┌─ MATERIAL FOR THIS TASK

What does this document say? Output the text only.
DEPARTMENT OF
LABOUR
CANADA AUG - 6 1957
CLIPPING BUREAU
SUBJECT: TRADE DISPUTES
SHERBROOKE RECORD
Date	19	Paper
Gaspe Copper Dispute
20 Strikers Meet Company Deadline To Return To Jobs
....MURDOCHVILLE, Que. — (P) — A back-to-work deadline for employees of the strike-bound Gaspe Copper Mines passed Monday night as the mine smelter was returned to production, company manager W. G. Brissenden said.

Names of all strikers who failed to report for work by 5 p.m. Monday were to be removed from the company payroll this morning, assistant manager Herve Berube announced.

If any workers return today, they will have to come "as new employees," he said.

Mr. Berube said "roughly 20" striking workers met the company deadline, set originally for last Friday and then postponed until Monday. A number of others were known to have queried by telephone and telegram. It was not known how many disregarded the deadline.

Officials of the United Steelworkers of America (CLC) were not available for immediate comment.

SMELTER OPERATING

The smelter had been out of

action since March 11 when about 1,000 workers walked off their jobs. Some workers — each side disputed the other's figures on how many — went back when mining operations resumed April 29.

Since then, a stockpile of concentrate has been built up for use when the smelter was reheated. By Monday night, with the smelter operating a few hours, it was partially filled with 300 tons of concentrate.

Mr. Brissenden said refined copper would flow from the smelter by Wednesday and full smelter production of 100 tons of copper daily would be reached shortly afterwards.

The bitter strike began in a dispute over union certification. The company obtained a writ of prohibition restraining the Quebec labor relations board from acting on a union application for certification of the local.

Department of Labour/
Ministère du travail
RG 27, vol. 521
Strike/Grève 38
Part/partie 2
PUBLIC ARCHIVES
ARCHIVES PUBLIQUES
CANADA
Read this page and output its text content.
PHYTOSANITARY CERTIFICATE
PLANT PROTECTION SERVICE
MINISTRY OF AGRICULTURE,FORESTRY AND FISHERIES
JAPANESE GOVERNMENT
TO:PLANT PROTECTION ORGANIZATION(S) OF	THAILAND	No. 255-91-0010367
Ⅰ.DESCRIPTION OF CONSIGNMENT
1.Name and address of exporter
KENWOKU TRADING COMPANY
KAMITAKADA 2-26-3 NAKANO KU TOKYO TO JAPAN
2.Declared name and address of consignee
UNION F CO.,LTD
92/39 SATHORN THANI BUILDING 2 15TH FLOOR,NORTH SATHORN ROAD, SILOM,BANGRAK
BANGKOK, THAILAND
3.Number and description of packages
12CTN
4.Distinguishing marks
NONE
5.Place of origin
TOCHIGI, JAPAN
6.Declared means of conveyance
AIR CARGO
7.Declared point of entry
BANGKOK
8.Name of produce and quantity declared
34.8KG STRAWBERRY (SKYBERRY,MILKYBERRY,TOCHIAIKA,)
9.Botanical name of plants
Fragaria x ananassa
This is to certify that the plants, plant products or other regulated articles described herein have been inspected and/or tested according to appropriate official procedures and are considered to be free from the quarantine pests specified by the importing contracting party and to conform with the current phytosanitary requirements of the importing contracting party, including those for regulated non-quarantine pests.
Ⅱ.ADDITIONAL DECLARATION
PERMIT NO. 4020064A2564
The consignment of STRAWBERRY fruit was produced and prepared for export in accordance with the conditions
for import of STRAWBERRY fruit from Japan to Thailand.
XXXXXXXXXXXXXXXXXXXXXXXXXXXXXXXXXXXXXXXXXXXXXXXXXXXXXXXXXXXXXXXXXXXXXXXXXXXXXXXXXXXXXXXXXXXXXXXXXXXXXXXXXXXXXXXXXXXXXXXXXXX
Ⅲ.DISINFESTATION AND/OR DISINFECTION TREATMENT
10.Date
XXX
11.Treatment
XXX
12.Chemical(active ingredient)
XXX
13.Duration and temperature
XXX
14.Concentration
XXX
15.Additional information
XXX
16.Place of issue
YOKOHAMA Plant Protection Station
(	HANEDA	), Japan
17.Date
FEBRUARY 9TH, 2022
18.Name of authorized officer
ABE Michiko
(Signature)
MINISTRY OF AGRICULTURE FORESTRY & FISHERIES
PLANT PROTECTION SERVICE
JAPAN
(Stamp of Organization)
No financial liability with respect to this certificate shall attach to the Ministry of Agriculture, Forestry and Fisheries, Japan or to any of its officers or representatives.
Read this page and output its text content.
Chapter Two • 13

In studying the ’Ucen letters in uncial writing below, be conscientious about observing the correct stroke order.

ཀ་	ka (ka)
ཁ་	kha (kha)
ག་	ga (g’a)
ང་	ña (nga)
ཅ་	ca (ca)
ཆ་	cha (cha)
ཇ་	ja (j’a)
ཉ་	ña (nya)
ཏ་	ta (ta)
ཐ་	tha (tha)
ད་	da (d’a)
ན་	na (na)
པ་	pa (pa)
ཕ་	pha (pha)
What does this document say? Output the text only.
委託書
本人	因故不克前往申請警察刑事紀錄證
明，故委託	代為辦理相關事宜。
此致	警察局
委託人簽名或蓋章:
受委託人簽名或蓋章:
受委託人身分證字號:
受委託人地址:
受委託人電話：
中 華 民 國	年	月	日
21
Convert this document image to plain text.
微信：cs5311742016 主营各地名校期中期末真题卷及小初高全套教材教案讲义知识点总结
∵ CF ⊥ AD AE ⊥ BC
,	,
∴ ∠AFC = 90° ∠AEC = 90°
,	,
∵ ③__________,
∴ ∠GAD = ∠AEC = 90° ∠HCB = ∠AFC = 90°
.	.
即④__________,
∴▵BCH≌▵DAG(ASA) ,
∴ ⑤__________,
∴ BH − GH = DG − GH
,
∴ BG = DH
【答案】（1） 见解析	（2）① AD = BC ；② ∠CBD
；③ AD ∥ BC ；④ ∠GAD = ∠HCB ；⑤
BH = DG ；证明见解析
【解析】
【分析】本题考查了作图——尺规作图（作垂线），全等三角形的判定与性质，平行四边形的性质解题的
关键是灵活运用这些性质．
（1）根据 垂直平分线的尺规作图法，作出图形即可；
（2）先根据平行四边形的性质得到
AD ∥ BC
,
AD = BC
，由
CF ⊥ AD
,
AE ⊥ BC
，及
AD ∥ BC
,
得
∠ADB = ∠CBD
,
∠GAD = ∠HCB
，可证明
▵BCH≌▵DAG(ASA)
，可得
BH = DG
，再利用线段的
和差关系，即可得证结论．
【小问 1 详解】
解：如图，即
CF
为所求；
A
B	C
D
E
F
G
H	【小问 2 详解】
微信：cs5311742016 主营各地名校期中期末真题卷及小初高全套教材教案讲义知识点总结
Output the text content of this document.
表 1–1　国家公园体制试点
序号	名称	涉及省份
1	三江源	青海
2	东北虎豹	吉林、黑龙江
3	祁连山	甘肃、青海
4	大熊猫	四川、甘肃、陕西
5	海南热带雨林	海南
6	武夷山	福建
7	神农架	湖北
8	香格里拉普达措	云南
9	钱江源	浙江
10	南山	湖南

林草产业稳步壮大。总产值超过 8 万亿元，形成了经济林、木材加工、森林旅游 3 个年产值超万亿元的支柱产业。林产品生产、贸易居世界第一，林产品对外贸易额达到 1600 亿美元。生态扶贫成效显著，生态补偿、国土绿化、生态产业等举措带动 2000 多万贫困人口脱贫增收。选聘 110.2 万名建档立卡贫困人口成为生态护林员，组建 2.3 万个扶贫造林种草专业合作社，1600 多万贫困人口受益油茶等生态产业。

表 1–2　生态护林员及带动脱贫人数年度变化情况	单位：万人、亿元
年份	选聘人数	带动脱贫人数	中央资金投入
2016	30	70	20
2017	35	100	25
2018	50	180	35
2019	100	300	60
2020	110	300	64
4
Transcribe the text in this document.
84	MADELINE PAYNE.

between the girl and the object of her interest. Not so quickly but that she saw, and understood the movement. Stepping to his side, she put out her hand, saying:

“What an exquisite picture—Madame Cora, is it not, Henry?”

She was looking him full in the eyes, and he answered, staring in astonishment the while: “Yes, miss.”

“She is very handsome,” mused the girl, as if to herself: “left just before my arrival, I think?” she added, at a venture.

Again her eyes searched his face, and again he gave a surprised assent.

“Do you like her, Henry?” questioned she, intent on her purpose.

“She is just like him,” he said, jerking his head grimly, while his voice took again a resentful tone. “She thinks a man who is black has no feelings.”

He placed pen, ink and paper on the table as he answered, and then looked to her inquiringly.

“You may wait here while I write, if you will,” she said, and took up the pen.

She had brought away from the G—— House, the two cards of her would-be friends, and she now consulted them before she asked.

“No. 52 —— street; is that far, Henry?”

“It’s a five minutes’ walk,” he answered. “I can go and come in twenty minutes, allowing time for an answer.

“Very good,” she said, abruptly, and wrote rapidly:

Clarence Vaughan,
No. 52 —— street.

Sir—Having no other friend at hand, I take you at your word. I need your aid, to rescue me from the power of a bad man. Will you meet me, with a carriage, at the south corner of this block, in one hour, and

└─

* **WRITTEN REQUEST**:
Look through the entries above; copy each line where the string "while" appears.

* **EXPECTED ANSWER**:
She was looking him full in the eyes, and he answered, staring in astonishment the while: “Yes, miss.”
“She is just like him,” he said, jerking his head grimly, while his voice took again a resentful tone. “She thinks a man who is black has no feelings.”
“You may wait here while I write, if you will,” she said, and took up the pen.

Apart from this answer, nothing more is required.